[BEGIN RAW RECORDS]
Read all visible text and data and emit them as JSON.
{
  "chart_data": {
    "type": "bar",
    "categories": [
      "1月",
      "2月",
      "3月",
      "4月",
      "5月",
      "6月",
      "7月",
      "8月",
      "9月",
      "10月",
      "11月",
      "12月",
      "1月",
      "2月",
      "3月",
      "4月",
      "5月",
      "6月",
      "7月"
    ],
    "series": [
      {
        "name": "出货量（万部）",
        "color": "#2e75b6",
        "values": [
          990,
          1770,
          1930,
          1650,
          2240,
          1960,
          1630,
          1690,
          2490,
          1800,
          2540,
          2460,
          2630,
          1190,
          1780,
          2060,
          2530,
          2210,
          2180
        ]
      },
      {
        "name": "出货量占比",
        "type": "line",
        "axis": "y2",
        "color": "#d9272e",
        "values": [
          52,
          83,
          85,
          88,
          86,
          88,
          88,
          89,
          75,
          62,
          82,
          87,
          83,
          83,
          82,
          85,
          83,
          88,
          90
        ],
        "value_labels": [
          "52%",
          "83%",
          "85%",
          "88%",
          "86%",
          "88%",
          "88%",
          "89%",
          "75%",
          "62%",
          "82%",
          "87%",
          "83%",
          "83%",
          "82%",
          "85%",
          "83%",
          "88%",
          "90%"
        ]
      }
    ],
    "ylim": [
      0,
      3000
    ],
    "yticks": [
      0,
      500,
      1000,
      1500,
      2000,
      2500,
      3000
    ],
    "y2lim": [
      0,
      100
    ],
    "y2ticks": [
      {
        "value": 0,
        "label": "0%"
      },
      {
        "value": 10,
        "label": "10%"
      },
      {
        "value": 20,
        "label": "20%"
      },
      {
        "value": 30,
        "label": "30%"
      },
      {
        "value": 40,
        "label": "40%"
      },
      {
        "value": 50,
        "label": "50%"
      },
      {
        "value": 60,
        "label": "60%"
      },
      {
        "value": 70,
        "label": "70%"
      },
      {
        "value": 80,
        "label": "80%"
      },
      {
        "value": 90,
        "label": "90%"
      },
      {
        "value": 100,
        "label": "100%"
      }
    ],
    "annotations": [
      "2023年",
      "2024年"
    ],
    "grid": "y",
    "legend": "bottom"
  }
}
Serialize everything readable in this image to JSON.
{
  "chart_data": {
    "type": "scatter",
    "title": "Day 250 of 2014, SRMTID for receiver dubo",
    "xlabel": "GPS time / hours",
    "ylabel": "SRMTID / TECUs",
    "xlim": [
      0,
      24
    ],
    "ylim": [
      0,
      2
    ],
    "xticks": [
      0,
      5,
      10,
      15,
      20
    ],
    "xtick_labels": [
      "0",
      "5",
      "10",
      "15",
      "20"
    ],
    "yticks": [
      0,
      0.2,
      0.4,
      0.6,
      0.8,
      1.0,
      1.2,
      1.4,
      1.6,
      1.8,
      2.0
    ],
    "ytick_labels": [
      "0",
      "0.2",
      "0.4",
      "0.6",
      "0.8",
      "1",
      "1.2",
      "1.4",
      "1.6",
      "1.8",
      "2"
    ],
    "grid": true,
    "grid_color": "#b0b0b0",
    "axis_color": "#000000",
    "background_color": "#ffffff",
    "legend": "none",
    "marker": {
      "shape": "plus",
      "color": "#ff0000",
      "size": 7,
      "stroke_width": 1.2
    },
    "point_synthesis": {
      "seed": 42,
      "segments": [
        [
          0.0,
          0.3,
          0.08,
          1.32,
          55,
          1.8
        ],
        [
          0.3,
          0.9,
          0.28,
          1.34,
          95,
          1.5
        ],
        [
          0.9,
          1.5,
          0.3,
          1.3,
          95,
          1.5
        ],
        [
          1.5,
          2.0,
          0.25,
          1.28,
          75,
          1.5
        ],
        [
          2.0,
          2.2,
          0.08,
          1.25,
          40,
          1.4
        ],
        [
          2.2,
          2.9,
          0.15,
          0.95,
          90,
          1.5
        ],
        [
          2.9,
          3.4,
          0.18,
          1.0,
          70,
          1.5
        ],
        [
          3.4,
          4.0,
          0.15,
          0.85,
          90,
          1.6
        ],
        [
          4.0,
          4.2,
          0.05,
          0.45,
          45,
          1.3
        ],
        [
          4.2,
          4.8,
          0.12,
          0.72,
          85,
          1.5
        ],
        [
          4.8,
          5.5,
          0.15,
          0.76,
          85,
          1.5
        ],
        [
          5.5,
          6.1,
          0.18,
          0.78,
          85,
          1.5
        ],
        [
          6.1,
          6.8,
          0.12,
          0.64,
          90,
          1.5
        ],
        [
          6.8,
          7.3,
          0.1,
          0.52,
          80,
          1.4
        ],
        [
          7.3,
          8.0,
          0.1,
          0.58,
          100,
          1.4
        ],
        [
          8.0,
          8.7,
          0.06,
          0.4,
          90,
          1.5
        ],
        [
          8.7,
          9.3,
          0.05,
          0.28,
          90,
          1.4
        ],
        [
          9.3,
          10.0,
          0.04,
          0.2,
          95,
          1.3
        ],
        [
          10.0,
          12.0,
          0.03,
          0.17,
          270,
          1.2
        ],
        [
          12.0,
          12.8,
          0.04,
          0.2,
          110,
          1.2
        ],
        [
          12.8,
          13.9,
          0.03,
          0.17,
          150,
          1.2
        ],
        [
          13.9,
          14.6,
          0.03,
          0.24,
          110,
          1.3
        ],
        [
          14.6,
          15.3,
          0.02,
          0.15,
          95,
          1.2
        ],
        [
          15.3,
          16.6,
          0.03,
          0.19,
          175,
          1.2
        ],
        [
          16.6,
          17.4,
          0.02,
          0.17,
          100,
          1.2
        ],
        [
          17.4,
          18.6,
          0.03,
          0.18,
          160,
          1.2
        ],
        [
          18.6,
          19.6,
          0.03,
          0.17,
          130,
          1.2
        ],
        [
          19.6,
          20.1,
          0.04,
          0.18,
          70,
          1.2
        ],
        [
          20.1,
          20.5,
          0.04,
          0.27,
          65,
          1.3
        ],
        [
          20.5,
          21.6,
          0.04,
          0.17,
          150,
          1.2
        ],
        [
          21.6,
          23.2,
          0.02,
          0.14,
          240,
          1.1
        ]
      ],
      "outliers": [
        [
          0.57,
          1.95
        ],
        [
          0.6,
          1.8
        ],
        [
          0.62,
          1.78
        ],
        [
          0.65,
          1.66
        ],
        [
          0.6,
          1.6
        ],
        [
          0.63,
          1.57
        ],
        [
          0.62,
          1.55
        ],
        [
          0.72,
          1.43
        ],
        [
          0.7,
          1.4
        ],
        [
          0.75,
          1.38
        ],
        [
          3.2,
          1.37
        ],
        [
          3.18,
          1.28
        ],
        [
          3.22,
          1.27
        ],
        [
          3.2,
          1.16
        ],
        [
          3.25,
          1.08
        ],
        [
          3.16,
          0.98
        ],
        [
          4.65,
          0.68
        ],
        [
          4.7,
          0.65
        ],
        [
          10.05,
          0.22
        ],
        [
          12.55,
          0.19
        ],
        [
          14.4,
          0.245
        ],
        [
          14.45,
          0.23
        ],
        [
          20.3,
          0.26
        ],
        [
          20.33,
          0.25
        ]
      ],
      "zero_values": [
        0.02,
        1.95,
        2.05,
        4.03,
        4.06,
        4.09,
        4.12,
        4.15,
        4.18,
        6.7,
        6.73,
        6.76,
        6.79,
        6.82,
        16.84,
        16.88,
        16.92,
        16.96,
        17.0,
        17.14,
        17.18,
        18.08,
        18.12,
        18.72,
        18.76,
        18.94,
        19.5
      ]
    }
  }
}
[END RAW RECORDS]
TASK GOAL:
Every line above that contains the word "JSON" should be reported.

THE REPLY:
Read all visible text and data and emit them as JSON.
Serialize everything readable in this image to JSON.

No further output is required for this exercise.